**What needs to be done**
Repeat every line of the material, character for character.
◆ ◆ ◆ ◆
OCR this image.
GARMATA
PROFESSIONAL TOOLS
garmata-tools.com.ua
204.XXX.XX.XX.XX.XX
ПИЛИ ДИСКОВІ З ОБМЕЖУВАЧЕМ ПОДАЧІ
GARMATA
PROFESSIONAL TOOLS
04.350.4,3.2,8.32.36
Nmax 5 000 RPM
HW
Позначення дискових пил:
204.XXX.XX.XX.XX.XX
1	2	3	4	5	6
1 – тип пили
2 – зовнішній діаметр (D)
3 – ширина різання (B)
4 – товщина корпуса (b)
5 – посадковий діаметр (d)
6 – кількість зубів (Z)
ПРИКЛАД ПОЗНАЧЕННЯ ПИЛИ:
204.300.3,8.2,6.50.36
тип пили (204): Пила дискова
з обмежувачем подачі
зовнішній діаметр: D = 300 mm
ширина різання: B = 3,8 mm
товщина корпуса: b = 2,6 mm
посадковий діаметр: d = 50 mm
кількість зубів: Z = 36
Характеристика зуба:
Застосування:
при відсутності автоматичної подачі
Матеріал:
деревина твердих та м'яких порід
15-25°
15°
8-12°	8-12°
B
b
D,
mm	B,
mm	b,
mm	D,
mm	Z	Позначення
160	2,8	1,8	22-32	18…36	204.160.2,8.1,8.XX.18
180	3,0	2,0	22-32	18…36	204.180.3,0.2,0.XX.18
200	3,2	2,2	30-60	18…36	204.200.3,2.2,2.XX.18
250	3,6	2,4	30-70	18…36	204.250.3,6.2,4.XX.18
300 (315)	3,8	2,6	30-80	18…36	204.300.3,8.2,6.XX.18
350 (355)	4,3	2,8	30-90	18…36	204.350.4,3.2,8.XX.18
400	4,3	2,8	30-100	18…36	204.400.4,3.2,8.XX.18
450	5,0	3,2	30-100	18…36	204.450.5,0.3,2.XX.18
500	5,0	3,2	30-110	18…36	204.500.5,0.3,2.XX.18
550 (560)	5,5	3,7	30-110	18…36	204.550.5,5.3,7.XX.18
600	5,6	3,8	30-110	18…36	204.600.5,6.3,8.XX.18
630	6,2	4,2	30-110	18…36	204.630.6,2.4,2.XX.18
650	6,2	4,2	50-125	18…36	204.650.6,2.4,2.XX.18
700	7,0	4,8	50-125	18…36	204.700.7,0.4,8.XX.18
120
◆ ◆ ◆ ◆
**Exercise solution**
OCR this image.
GARMATA
PROFESSIONAL TOOLS
garmata-tools.com.ua
204.XXX.XX.XX.XX.XX
ПИЛИ ДИСКОВІ З ОБМЕЖУВАЧЕМ ПОДАЧІ
GARMATA
PROFESSIONAL TOOLS
04.350.4,3.2,8.32.36
Nmax 5 000 RPM
HW
Позначення дискових пил:
204.XXX.XX.XX.XX.XX
1	2	3	4	5	6
1 – тип пили
2 – зовнішній діаметр (D)
3 – ширина різання (B)
4 – товщина корпуса (b)
5 – посадковий діаметр (d)
6 – кількість зубів (Z)
ПРИКЛАД ПОЗНАЧЕННЯ ПИЛИ:
204.300.3,8.2,6.50.36
тип пили (204): Пила дискова
з обмежувачем подачі
зовнішній діаметр: D = 300 mm
ширина різання: B = 3,8 mm
товщина корпуса: b = 2,6 mm
посадковий діаметр: d = 50 mm
кількість зубів: Z = 36
Характеристика зуба:
Застосування:
при відсутності автоматичної подачі
Матеріал:
деревина твердих та м'яких порід
15-25°
15°
8-12°	8-12°
B
b
D,
mm	B,
mm	b,
mm	D,
mm	Z	Позначення
160	2,8	1,8	22-32	18…36	204.160.2,8.1,8.XX.18
180	3,0	2,0	22-32	18…36	204.180.3,0.2,0.XX.18
200	3,2	2,2	30-60	18…36	204.200.3,2.2,2.XX.18
250	3,6	2,4	30-70	18…36	204.250.3,6.2,4.XX.18
300 (315)	3,8	2,6	30-80	18…36	204.300.3,8.2,6.XX.18
350 (355)	4,3	2,8	30-90	18…36	204.350.4,3.2,8.XX.18
400	4,3	2,8	30-100	18…36	204.400.4,3.2,8.XX.18
450	5,0	3,2	30-100	18…36	204.450.5,0.3,2.XX.18
500	5,0	3,2	30-110	18…36	204.500.5,0.3,2.XX.18
550 (560)	5,5	3,7	30-110	18…36	204.550.5,5.3,7.XX.18
600	5,6	3,8	30-110	18…36	204.600.5,6.3,8.XX.18
630	6,2	4,2	30-110	18…36	204.630.6,2.4,2.XX.18
650	6,2	4,2	50-125	18…36	204.650.6,2.4,2.XX.18
700	7,0	4,8	50-125	18…36	204.700.7,0.4,8.XX.18
120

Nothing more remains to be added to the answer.